**Exercise prompt:** Copy out every line that contains the word "乳膠睡眠體驗館".

------ Data shown

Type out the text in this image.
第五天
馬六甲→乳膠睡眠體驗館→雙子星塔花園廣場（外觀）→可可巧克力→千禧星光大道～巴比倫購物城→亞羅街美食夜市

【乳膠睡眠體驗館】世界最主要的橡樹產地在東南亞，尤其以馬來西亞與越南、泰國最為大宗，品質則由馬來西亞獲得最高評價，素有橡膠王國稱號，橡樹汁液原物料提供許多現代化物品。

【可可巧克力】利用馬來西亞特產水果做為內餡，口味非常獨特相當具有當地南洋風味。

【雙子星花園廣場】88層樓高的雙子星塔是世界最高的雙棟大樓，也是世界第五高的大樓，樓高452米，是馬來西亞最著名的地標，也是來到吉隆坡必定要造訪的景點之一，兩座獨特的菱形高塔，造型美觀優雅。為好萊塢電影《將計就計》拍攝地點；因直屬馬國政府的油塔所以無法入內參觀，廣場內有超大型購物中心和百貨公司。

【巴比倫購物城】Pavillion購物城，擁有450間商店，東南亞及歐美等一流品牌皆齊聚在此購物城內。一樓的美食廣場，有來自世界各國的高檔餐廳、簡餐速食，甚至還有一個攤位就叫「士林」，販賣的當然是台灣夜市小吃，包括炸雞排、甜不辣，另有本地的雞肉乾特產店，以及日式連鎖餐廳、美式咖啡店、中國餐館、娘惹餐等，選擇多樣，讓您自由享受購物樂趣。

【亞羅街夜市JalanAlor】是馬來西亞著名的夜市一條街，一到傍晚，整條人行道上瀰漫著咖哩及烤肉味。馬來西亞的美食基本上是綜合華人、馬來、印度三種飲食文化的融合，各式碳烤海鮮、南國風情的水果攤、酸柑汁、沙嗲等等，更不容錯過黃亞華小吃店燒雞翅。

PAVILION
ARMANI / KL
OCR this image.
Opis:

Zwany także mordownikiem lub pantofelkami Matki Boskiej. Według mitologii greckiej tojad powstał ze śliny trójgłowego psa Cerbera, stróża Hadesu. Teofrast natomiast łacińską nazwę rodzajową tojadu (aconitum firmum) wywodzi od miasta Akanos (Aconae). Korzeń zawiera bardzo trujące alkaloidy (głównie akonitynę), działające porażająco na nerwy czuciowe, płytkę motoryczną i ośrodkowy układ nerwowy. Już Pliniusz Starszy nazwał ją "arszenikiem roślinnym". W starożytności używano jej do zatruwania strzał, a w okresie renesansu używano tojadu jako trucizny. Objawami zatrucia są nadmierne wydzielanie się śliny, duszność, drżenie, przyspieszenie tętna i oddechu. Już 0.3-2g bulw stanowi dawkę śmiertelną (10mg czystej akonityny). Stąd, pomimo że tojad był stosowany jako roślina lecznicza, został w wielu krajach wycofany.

------------

**Solution below:**
馬六甲→乳膠睡眠體驗館→雙子星塔花園廣場（外觀）→可可巧克力→千禧星光大道～巴比倫購物城→亞羅街美食夜市
【乳膠睡眠體驗館】世界最主要的橡樹產地在東南亞，尤其以馬來西亞與越南、泰國最為大宗，品質則由馬來西亞獲得最高評價，素有橡膠王國稱號，橡樹汁液原物料提供許多現代化物品。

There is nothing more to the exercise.